[Recorded data]

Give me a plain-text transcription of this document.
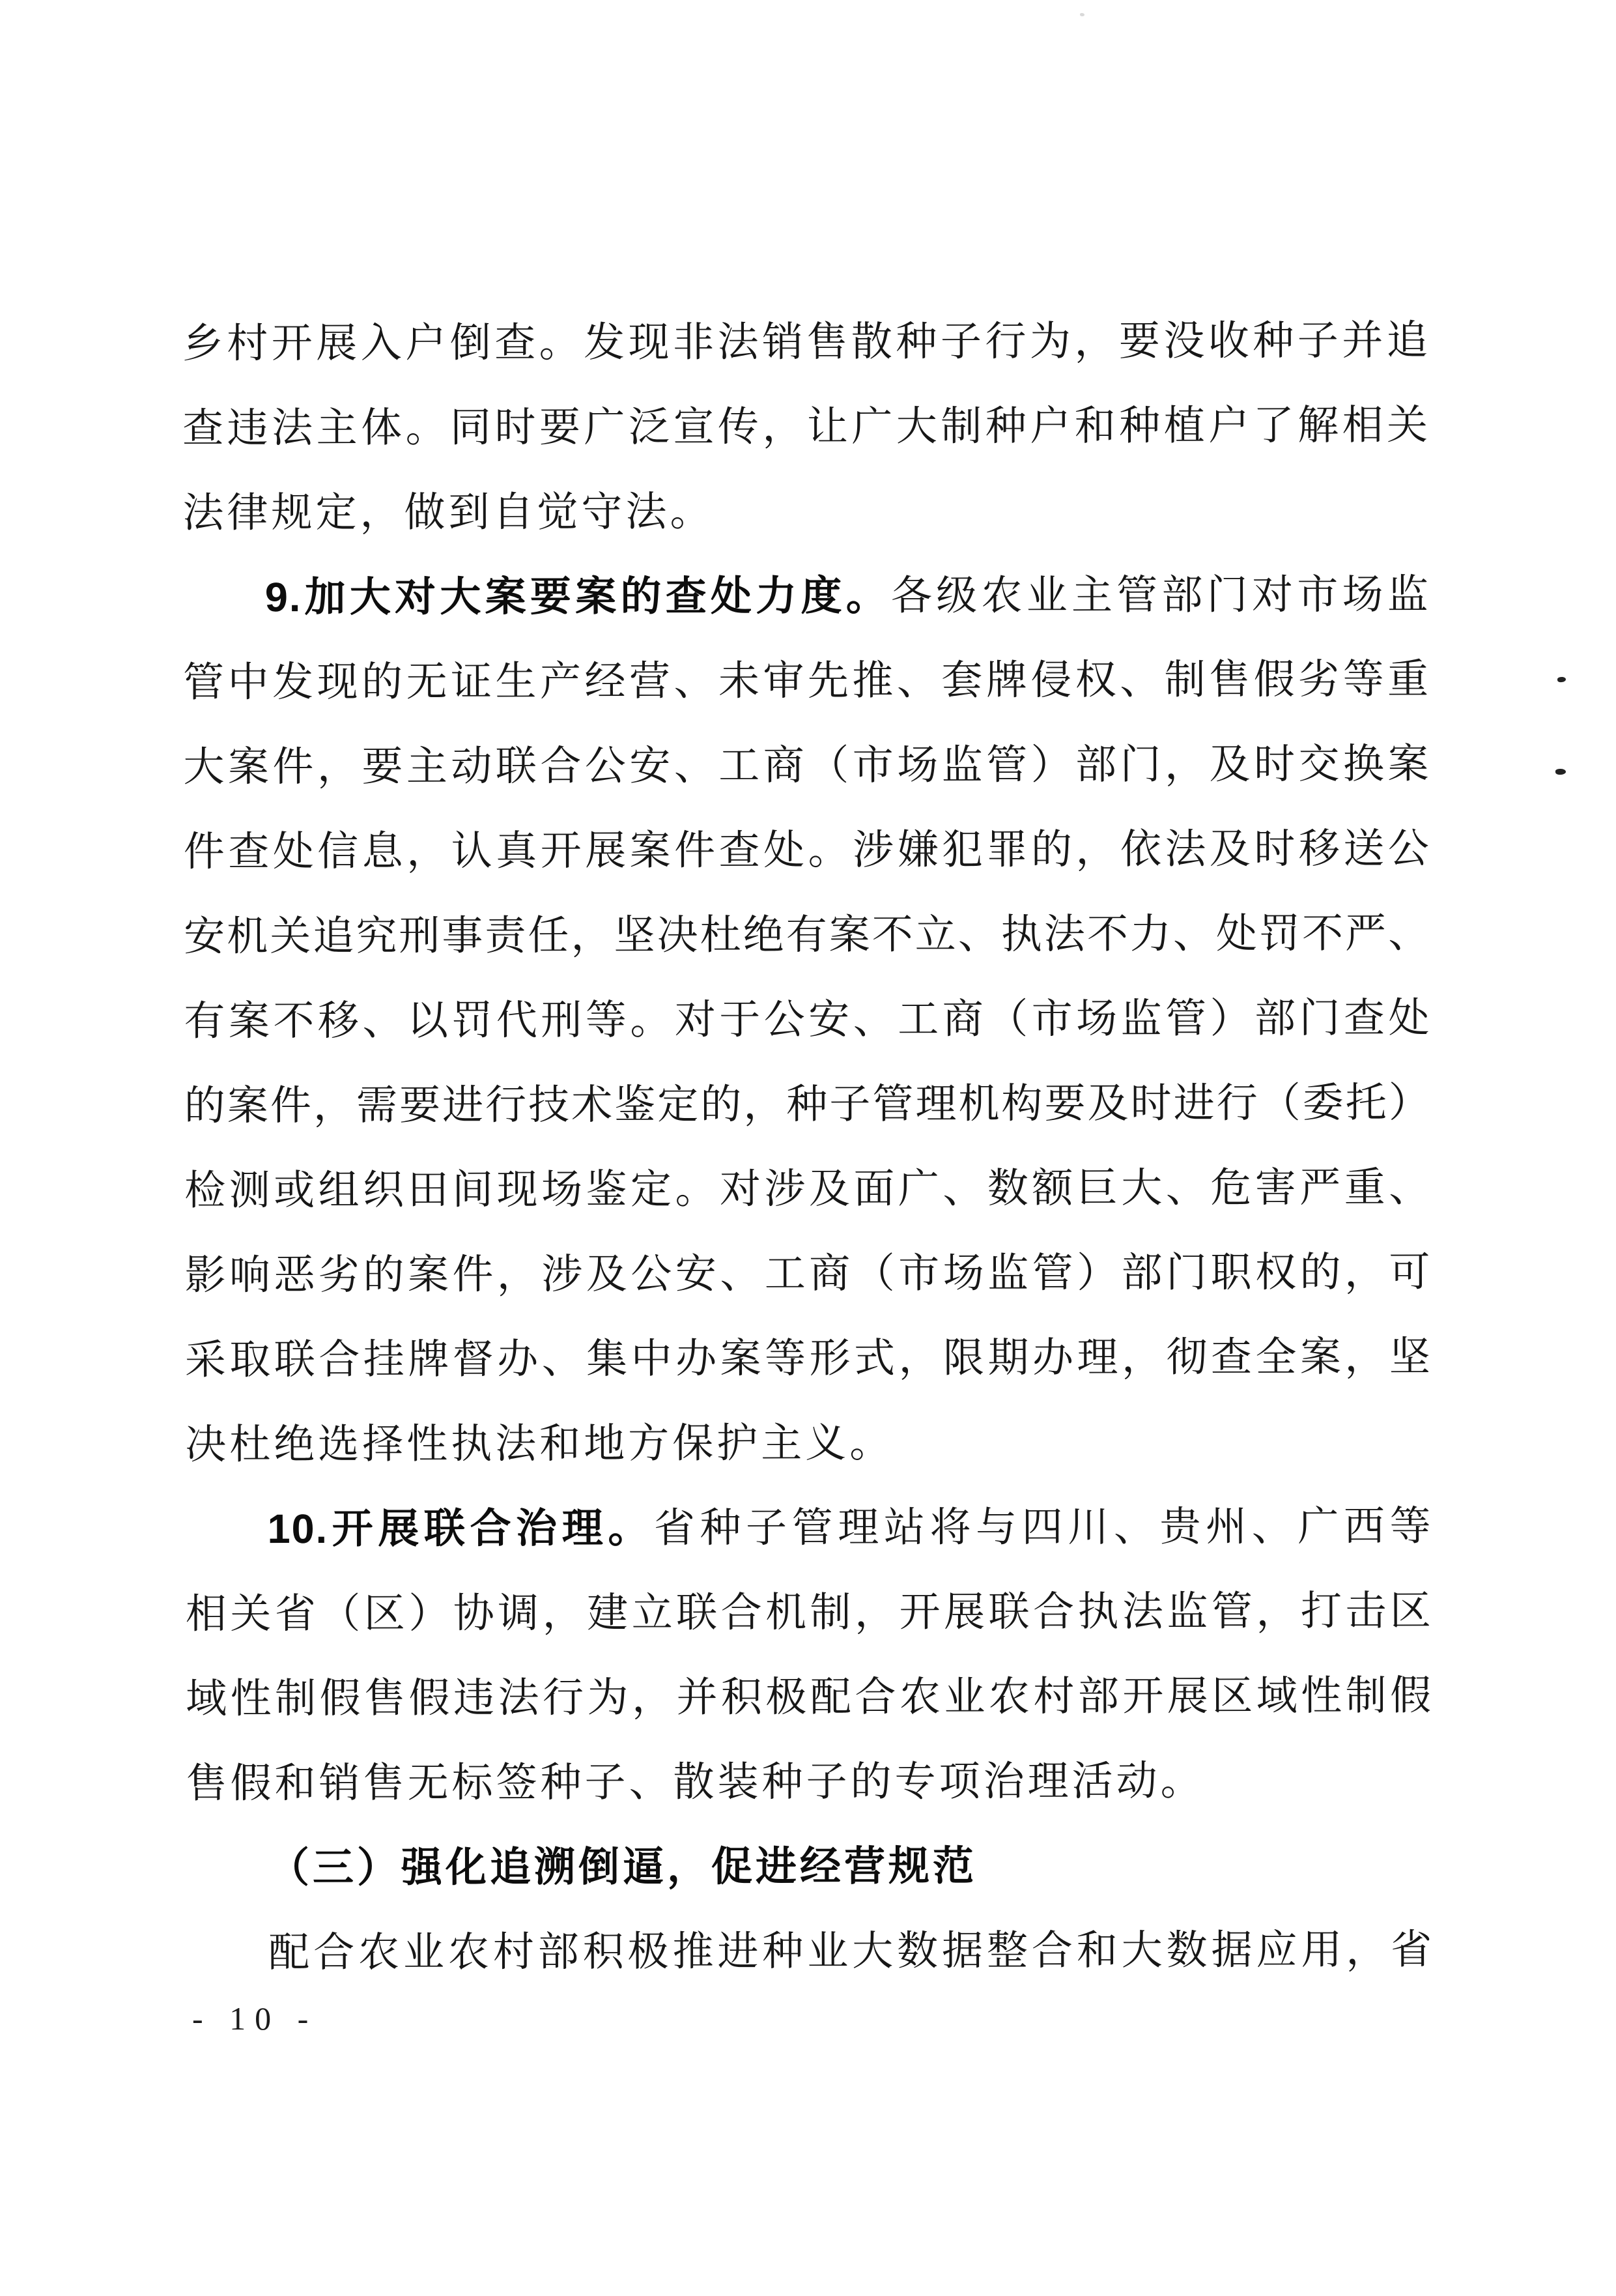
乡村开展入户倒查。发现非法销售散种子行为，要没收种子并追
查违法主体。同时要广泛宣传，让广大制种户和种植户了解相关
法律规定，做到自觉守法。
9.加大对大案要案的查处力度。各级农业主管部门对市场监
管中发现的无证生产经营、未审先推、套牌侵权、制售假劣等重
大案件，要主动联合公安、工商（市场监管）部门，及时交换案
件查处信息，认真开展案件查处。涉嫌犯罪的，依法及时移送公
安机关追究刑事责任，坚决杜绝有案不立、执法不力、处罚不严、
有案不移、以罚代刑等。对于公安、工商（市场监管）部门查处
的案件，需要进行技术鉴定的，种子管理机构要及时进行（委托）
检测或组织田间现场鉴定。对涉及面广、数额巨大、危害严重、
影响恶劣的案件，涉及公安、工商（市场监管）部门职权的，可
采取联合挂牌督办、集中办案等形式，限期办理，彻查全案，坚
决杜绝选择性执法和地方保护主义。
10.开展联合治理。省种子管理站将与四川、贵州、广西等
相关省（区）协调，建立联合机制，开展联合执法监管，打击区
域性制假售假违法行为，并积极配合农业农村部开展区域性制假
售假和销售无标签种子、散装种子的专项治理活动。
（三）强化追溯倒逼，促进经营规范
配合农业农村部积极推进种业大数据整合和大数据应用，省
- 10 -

TASK OBJECTIVE —
Repeat the records above verbatim, with no pictures in the result.

SOLUTION TO THIS PROBLEM —
Give me a plain-text transcription of this document.
乡村开展入户倒查。发现非法销售散种子行为，要没收种子并追
查违法主体。同时要广泛宣传，让广大制种户和种植户了解相关
法律规定，做到自觉守法。
9.加大对大案要案的查处力度。各级农业主管部门对市场监
管中发现的无证生产经营、未审先推、套牌侵权、制售假劣等重
大案件，要主动联合公安、工商（市场监管）部门，及时交换案
件查处信息，认真开展案件查处。涉嫌犯罪的，依法及时移送公
安机关追究刑事责任，坚决杜绝有案不立、执法不力、处罚不严、
有案不移、以罚代刑等。对于公安、工商（市场监管）部门查处
的案件，需要进行技术鉴定的，种子管理机构要及时进行（委托）
检测或组织田间现场鉴定。对涉及面广、数额巨大、危害严重、
影响恶劣的案件，涉及公安、工商（市场监管）部门职权的，可
采取联合挂牌督办、集中办案等形式，限期办理，彻查全案，坚
决杜绝选择性执法和地方保护主义。
10.开展联合治理。省种子管理站将与四川、贵州、广西等
相关省（区）协调，建立联合机制，开展联合执法监管，打击区
域性制假售假违法行为，并积极配合农业农村部开展区域性制假
售假和销售无标签种子、散装种子的专项治理活动。
（三）强化追溯倒逼，促进经营规范
配合农业农村部积极推进种业大数据整合和大数据应用，省
- 10 -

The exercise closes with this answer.